Start Input for this task

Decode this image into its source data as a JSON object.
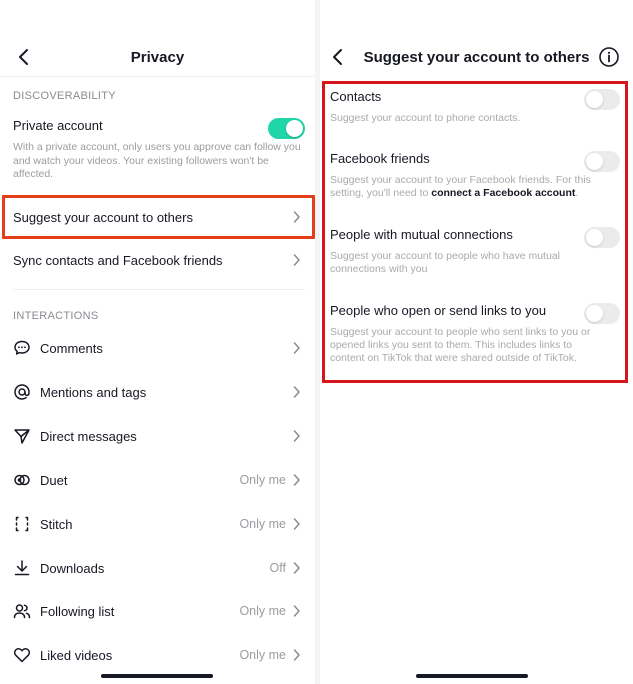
{
  "left": {
    "title": "Privacy",
    "discoverability_label": "DISCOVERABILITY",
    "private_account": {
      "label": "Private account",
      "enabled": true,
      "description": "With a private account, only users you approve can follow you and watch your videos. Your existing followers won't be affected."
    },
    "suggest_label": "Suggest your account to others",
    "sync_label": "Sync contacts and Facebook friends",
    "interactions_label": "INTERACTIONS",
    "items": [
      {
        "label": "Comments",
        "value": "",
        "icon": "comment-icon"
      },
      {
        "label": "Mentions and tags",
        "value": "",
        "icon": "at-sign-icon"
      },
      {
        "label": "Direct messages",
        "value": "",
        "icon": "send-icon"
      },
      {
        "label": "Duet",
        "value": "Only me",
        "icon": "duet-icon"
      },
      {
        "label": "Stitch",
        "value": "Only me",
        "icon": "stitch-icon"
      },
      {
        "label": "Downloads",
        "value": "Off",
        "icon": "download-icon"
      },
      {
        "label": "Following list",
        "value": "Only me",
        "icon": "users-icon"
      },
      {
        "label": "Liked videos",
        "value": "Only me",
        "icon": "heart-icon"
      }
    ]
  },
  "right": {
    "title": "Suggest your account to others",
    "options": [
      {
        "label": "Contacts",
        "enabled": false,
        "description": "Suggest your account to phone contacts."
      },
      {
        "label": "Facebook friends",
        "enabled": false,
        "description_prefix": "Suggest your account to your Facebook friends. For this setting, you'll need to ",
        "description_link": "connect a Facebook account",
        "description_suffix": "."
      },
      {
        "label": "People with mutual connections",
        "enabled": false,
        "description": "Suggest your account to people who have mutual connections with you"
      },
      {
        "label": "People who open or send links to you",
        "enabled": false,
        "description": "Suggest your account to people who sent links to you or opened links you sent to them. This includes links to content on TikTok that were shared outside of TikTok."
      }
    ]
  },
  "colors": {
    "toggle_on": "#20d5a8",
    "highlight": "#e53d18"
  }
}
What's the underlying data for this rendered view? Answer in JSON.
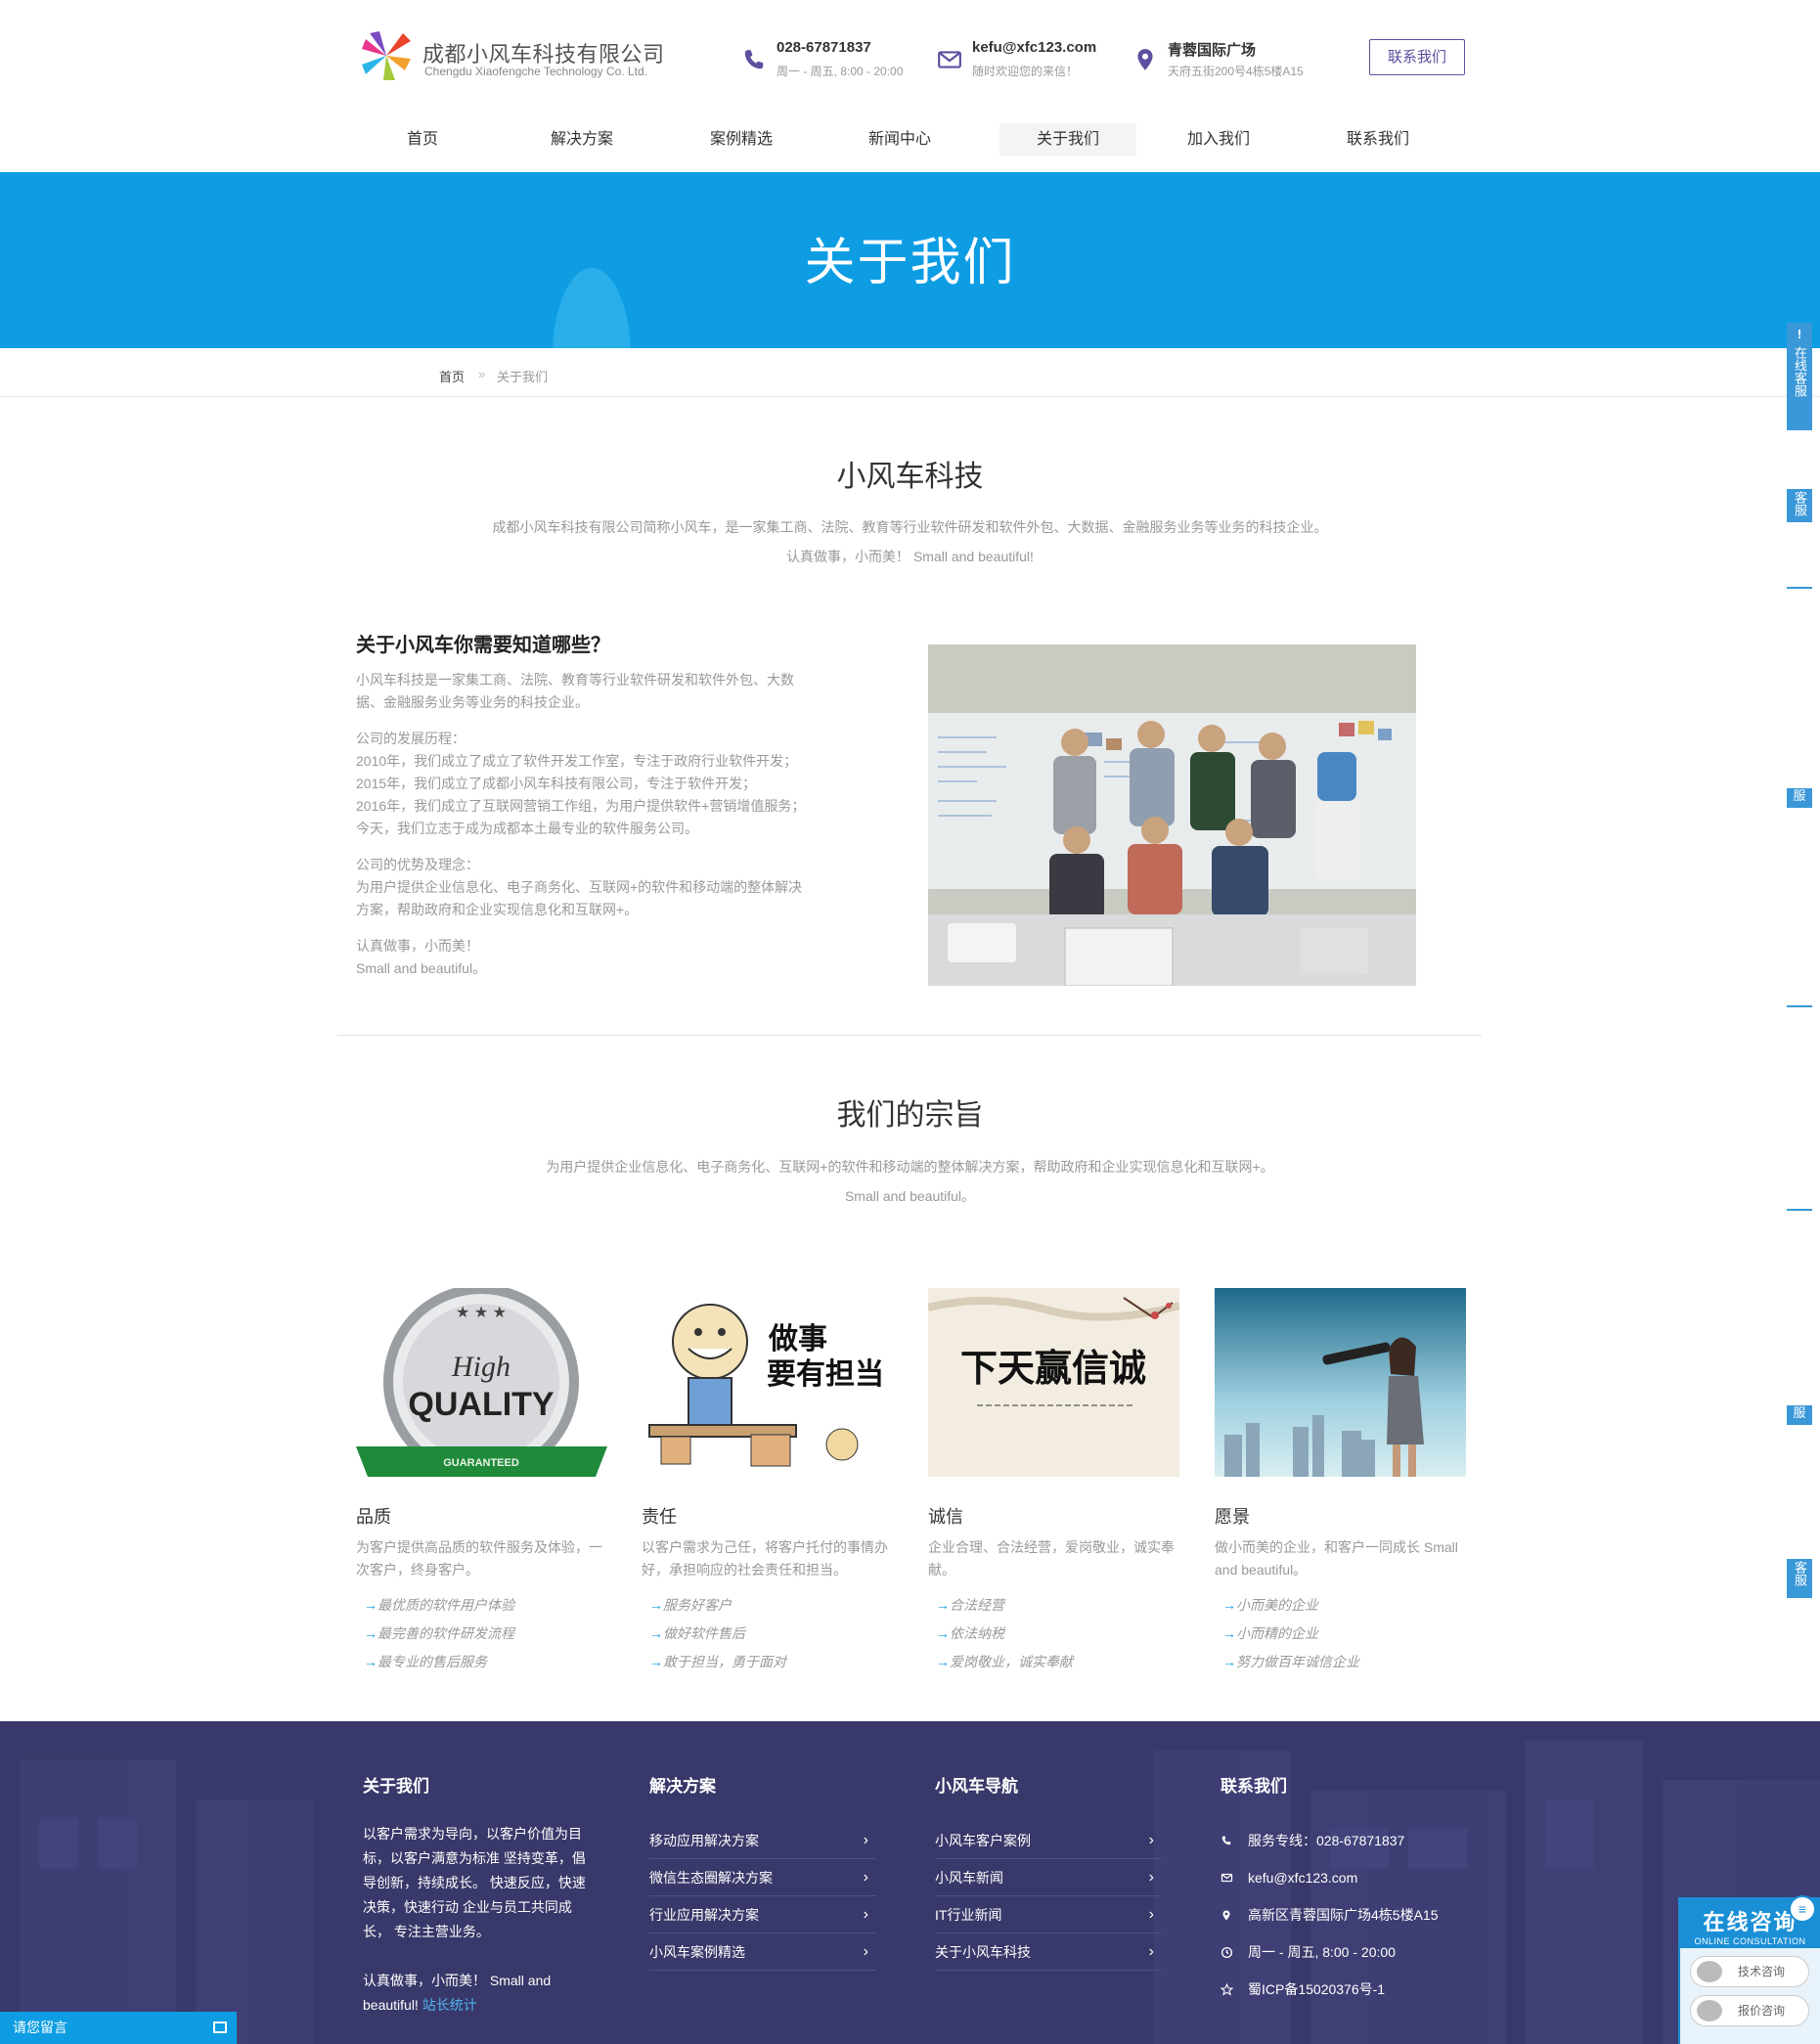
{
  "header": {
    "company_name": "成都小风车科技有限公司",
    "company_name_en": "Chengdu Xiaofengche Technology Co. Ltd.",
    "phone": "028-67871837",
    "phone_hours": "周一 - 周五, 8:00 - 20:00",
    "email": "kefu@xfc123.com",
    "email_note": "随时欢迎您的来信！",
    "address_title": "青蓉国际广场",
    "address_detail": "天府五街200号4栋5楼A15",
    "contact_button": "联系我们"
  },
  "nav": {
    "items": [
      {
        "label": "首页"
      },
      {
        "label": "解决方案"
      },
      {
        "label": "案例精选"
      },
      {
        "label": "新闻中心"
      },
      {
        "label": "关于我们"
      },
      {
        "label": "加入我们"
      },
      {
        "label": "联系我们"
      }
    ],
    "active": "关于我们"
  },
  "banner": {
    "title": "关于我们"
  },
  "breadcrumb": {
    "home": "首页",
    "separator": "»",
    "current": "关于我们"
  },
  "intro": {
    "title": "小风车科技",
    "line1": "成都小风车科技有限公司简称小风车，是一家集工商、法院、教育等行业软件研发和软件外包、大数据、金融服务业务等业务的科技企业。",
    "line2": "认真做事，小而美！ Small and beautiful!"
  },
  "about": {
    "heading": "关于小风车你需要知道哪些？",
    "paragraphs": [
      "小风车科技是一家集工商、法院、教育等行业软件研发和软件外包、大数\n据、金融服务业务等业务的科技企业。",
      "公司的发展历程：\n2010年，我们成立了成立了软件开发工作室，专注于政府行业软件开发；\n2015年，我们成立了成都小风车科技有限公司，专注于软件开发；\n2016年，我们成立了互联网营销工作组，为用户提供软件+营销增值服务；\n今天，我们立志于成为成都本土最专业的软件服务公司。",
      "公司的优势及理念：\n为用户提供企业信息化、电子商务化、互联网+的软件和移动端的整体解决\n方案，帮助政府和企业实现信息化和互联网+。",
      "认真做事，小而美！\nSmall and beautiful。"
    ]
  },
  "mission": {
    "title": "我们的宗旨",
    "line1": "为用户提供企业信息化、电子商务化、互联网+的软件和移动端的整体解决方案，帮助政府和企业实现信息化和互联网+。",
    "line2": "Small and beautiful。"
  },
  "cards": [
    {
      "badge_top": "High",
      "badge_main": "QUALITY",
      "badge_ribbon": "GUARANTEED",
      "title": "品质",
      "desc": "为客户提供高品质的软件服务及体验，一次客户，终身客户。",
      "bullets": [
        "最优质的软件用户体验",
        "最完善的软件研发流程",
        "最专业的售后服务"
      ]
    },
    {
      "image_text1": "做事",
      "image_text2": "要有担当",
      "title": "责任",
      "desc": "以客户需求为己任，将客户托付的事情办好，承担响应的社会责任和担当。",
      "bullets": [
        "服务好客户",
        "做好软件售后",
        "敢于担当，勇于面对"
      ]
    },
    {
      "image_text": "诚信赢天下",
      "title": "诚信",
      "desc": "企业合理、合法经营，爱岗敬业，诚实奉献。",
      "bullets": [
        "合法经营",
        "依法纳税",
        "爱岗敬业，诚实奉献"
      ]
    },
    {
      "title": "愿景",
      "desc": "做小而美的企业，和客户一同成长 Small and beautiful。",
      "bullets": [
        "小而美的企业",
        "小而精的企业",
        "努力做百年诚信企业"
      ]
    }
  ],
  "footer": {
    "about": {
      "heading": "关于我们",
      "text1": "以客户需求为导向，以客户价值为目标，以客户满意为标准 坚持变革，倡导创新，持续成长。 快速反应，快速决策，快速行动 企业与员工共同成长， 专注主营业务。",
      "text2": "认真做事，小而美！ Small and beautiful!",
      "stat_link": "站长统计"
    },
    "solutions": {
      "heading": "解决方案",
      "links": [
        "移动应用解决方案",
        "微信生态圈解决方案",
        "行业应用解决方案",
        "小风车案例精选"
      ]
    },
    "navigation": {
      "heading": "小风车导航",
      "links": [
        "小风车客户案例",
        "小风车新闻",
        "IT行业新闻",
        "关于小风车科技"
      ]
    },
    "contact": {
      "heading": "联系我们",
      "phone": "服务专线：028-67871837",
      "email": "kefu@xfc123.com",
      "address": "高新区青蓉国际广场4栋5楼A15",
      "hours": "周一 - 周五, 8:00 - 20:00",
      "icp": "蜀ICP备15020376号-1"
    }
  },
  "widgets": {
    "side_tab": "在线客服",
    "side_label_short": "服",
    "side_label_double": "客服",
    "message_bar": "请您留言",
    "consult_title": "在线咨询",
    "consult_sub": "ONLINE CONSULTATION",
    "consult_btn1": "技术咨询",
    "consult_btn2": "报价咨询",
    "consult_icon": "chat-bubble-icon"
  },
  "colors": {
    "brand_blue": "#0e9de3",
    "brand_purple": "#5b4fa0",
    "footer_bg": "#38386a"
  }
}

End Input for this task

* [Written problem]
Identify every line above that includes the word "JSON", and show those lines.

* [Solution]
Decode this image into its source data as a JSON object.
What's the underlying data for this rendered view? Answer in JSON.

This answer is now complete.